__Input data__.

━━━

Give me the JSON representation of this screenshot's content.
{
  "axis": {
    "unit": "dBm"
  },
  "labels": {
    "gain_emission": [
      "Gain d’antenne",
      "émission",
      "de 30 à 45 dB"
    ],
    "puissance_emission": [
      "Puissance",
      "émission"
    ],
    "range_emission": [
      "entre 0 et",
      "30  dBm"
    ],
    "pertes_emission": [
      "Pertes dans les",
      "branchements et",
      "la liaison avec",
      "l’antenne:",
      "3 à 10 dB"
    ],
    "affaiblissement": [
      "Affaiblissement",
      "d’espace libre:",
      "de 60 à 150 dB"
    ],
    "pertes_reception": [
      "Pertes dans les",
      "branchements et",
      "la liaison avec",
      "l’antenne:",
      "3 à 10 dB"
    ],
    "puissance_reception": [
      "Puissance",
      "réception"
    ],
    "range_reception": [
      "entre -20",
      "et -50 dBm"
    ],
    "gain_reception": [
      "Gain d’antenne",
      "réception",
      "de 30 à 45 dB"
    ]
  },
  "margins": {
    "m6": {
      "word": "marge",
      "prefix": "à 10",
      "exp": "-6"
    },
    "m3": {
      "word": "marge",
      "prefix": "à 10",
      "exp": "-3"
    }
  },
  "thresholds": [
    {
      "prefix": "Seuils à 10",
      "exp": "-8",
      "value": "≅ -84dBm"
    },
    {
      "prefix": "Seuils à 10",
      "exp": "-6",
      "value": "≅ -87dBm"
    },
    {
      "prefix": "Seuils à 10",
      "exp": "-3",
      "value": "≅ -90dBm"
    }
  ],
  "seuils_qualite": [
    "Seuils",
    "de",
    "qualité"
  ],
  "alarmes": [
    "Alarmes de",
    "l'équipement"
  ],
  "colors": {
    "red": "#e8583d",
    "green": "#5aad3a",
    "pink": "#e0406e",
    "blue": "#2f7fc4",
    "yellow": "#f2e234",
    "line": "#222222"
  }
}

━━━

__Written instruction__. Repeat the records exactly, including every line.

__The completed task__.
Give me the JSON representation of this screenshot's content.
{
  "axis": {
    "unit": "dBm"
  },
  "labels": {
    "gain_emission": [
      "Gain d’antenne",
      "émission",
      "de 30 à 45 dB"
    ],
    "puissance_emission": [
      "Puissance",
      "émission"
    ],
    "range_emission": [
      "entre 0 et",
      "30  dBm"
    ],
    "pertes_emission": [
      "Pertes dans les",
      "branchements et",
      "la liaison avec",
      "l’antenne:",
      "3 à 10 dB"
    ],
    "affaiblissement": [
      "Affaiblissement",
      "d’espace libre:",
      "de 60 à 150 dB"
    ],
    "pertes_reception": [
      "Pertes dans les",
      "branchements et",
      "la liaison avec",
      "l’antenne:",
      "3 à 10 dB"
    ],
    "puissance_reception": [
      "Puissance",
      "réception"
    ],
    "range_reception": [
      "entre -20",
      "et -50 dBm"
    ],
    "gain_reception": [
      "Gain d’antenne",
      "réception",
      "de 30 à 45 dB"
    ]
  },
  "margins": {
    "m6": {
      "word": "marge",
      "prefix": "à 10",
      "exp": "-6"
    },
    "m3": {
      "word": "marge",
      "prefix": "à 10",
      "exp": "-3"
    }
  },
  "thresholds": [
    {
      "prefix": "Seuils à 10",
      "exp": "-8",
      "value": "≅ -84dBm"
    },
    {
      "prefix": "Seuils à 10",
      "exp": "-6",
      "value": "≅ -87dBm"
    },
    {
      "prefix": "Seuils à 10",
      "exp": "-3",
      "value": "≅ -90dBm"
    }
  ],
  "seuils_qualite": [
    "Seuils",
    "de",
    "qualité"
  ],
  "alarmes": [
    "Alarmes de",
    "l'équipement"
  ],
  "colors": {
    "red": "#e8583d",
    "green": "#5aad3a",
    "pink": "#e0406e",
    "blue": "#2f7fc4",
    "yellow": "#f2e234",
    "line": "#222222"
  }
}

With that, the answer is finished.